## Written problem
Exactly as written, retype the listing below, omitting the pictures.

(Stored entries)
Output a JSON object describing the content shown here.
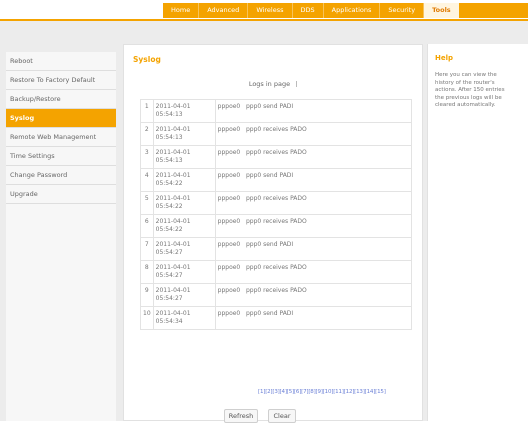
{
  "nav": {
    "tabs": [
      "Home",
      "Advanced",
      "Wireless",
      "DDS",
      "Applications",
      "Security",
      "Tools"
    ],
    "active_index": 6
  },
  "sidebar": {
    "items": [
      {
        "label": "Reboot",
        "active": false
      },
      {
        "label": "Restore To Factory Default",
        "active": false
      },
      {
        "label": "Backup/Restore",
        "active": false
      },
      {
        "label": "Syslog",
        "active": true
      },
      {
        "label": "Remote Web Management",
        "active": false
      },
      {
        "label": "Time Settings",
        "active": false
      },
      {
        "label": "Change Password",
        "active": false
      },
      {
        "label": "Upgrade",
        "active": false
      }
    ]
  },
  "main": {
    "title": "Syslog",
    "logs_heading": "Logs in page",
    "logs": [
      {
        "index": "1",
        "date": "2011-04-01",
        "time": "05:54:13",
        "message": "pppoe0   ppp0 send PADI"
      },
      {
        "index": "2",
        "date": "2011-04-01",
        "time": "05:54:13",
        "message": "pppoe0   ppp0 receives PADO"
      },
      {
        "index": "3",
        "date": "2011-04-01",
        "time": "05:54:13",
        "message": "pppoe0   ppp0 receives PADO"
      },
      {
        "index": "4",
        "date": "2011-04-01",
        "time": "05:54:22",
        "message": "pppoe0   ppp0 send PADI"
      },
      {
        "index": "5",
        "date": "2011-04-01",
        "time": "05:54:22",
        "message": "pppoe0   ppp0 receives PADO"
      },
      {
        "index": "6",
        "date": "2011-04-01",
        "time": "05:54:22",
        "message": "pppoe0   ppp0 receives PADO"
      },
      {
        "index": "7",
        "date": "2011-04-01",
        "time": "05:54:27",
        "message": "pppoe0   ppp0 send PADI"
      },
      {
        "index": "8",
        "date": "2011-04-01",
        "time": "05:54:27",
        "message": "pppoe0   ppp0 receives PADO"
      },
      {
        "index": "9",
        "date": "2011-04-01",
        "time": "05:54:27",
        "message": "pppoe0   ppp0 receives PADO"
      },
      {
        "index": "10",
        "date": "2011-04-01",
        "time": "05:54:34",
        "message": "pppoe0   ppp0 send PADI"
      }
    ],
    "pagination": "[1][2][3][4][5][6][7][8][9][10][11][12][13][14][15]",
    "refresh_label": "Refresh",
    "clear_label": "Clear"
  },
  "help": {
    "title": "Help",
    "text": "Here you can view the\nhistory of the router's\nactions. After 150 entries\nthe previous logs will be\ncleared automatically."
  },
  "colors": {
    "accent": "#f4a300",
    "link": "#6a7fd6"
  }
}
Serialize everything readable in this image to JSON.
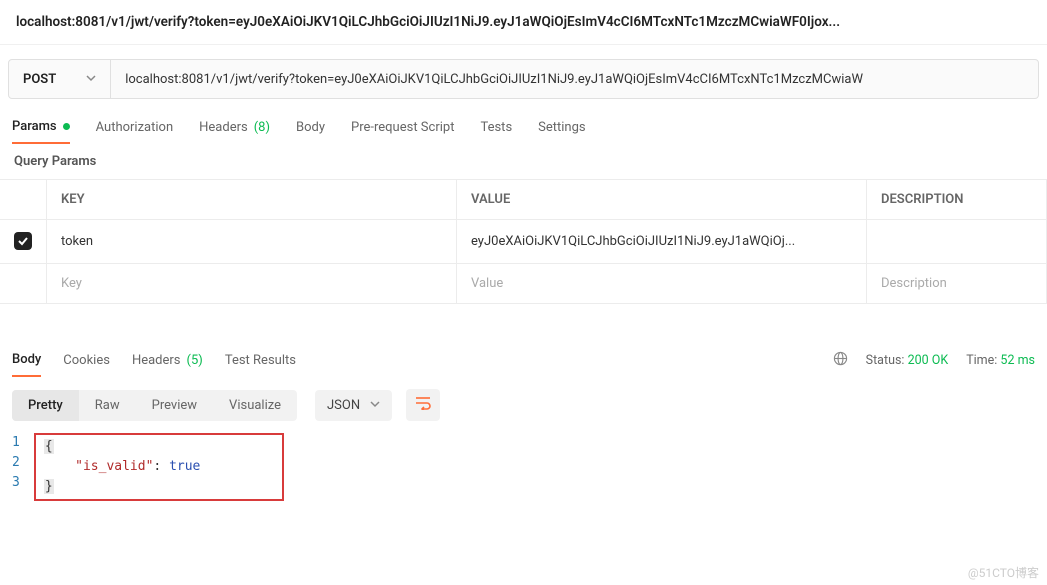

## Written response
Output a JSON object describing the content shown here.
{
  "nav": {
    "tabs": [
      "Home",
      "Advanced",
      "Wireless",
      "DDS",
      "Applications",
      "Security",
      "Tools"
    ],
    "active_index": 6
  },
  "sidebar": {
    "items": [
      {
        "label": "Reboot",
        "active": false
      },
      {
        "label": "Restore To Factory Default",
        "active": false
      },
      {
        "label": "Backup/Restore",
        "active": false
      },
      {
        "label": "Syslog",
        "active": true
      },
      {
        "label": "Remote Web Management",
        "active": false
      },
      {
        "label": "Time Settings",
        "active": false
      },
      {
        "label": "Change Password",
        "active": false
      },
      {
        "label": "Upgrade",
        "active": false
      }
    ]
  },
  "main": {
    "title": "Syslog",
    "logs_heading": "Logs in page",
    "logs": [
      {
        "index": "1",
        "date": "2011-04-01",
        "time": "05:54:13",
        "message": "pppoe0   ppp0 send PADI"
      },
      {
        "index": "2",
        "date": "2011-04-01",
        "time": "05:54:13",
        "message": "pppoe0   ppp0 receives PADO"
      },
      {
        "index": "3",
        "date": "2011-04-01",
        "time": "05:54:13",
        "message": "pppoe0   ppp0 receives PADO"
      },
      {
        "index": "4",
        "date": "2011-04-01",
        "time": "05:54:22",
        "message": "pppoe0   ppp0 send PADI"
      },
      {
        "index": "5",
        "date": "2011-04-01",
        "time": "05:54:22",
        "message": "pppoe0   ppp0 receives PADO"
      },
      {
        "index": "6",
        "date": "2011-04-01",
        "time": "05:54:22",
        "message": "pppoe0   ppp0 receives PADO"
      },
      {
        "index": "7",
        "date": "2011-04-01",
        "time": "05:54:27",
        "message": "pppoe0   ppp0 send PADI"
      },
      {
        "index": "8",
        "date": "2011-04-01",
        "time": "05:54:27",
        "message": "pppoe0   ppp0 receives PADO"
      },
      {
        "index": "9",
        "date": "2011-04-01",
        "time": "05:54:27",
        "message": "pppoe0   ppp0 receives PADO"
      },
      {
        "index": "10",
        "date": "2011-04-01",
        "time": "05:54:34",
        "message": "pppoe0   ppp0 send PADI"
      }
    ],
    "pagination": "[1][2][3][4][5][6][7][8][9][10][11][12][13][14][15]",
    "refresh_label": "Refresh",
    "clear_label": "Clear"
  },
  "help": {
    "title": "Help",
    "text": "Here you can view the\nhistory of the router's\nactions. After 150 entries\nthe previous logs will be\ncleared automatically."
  },
  "colors": {
    "accent": "#f4a300",
    "link": "#6a7fd6"
  }
}
Serialize everything readable in this image to JSON.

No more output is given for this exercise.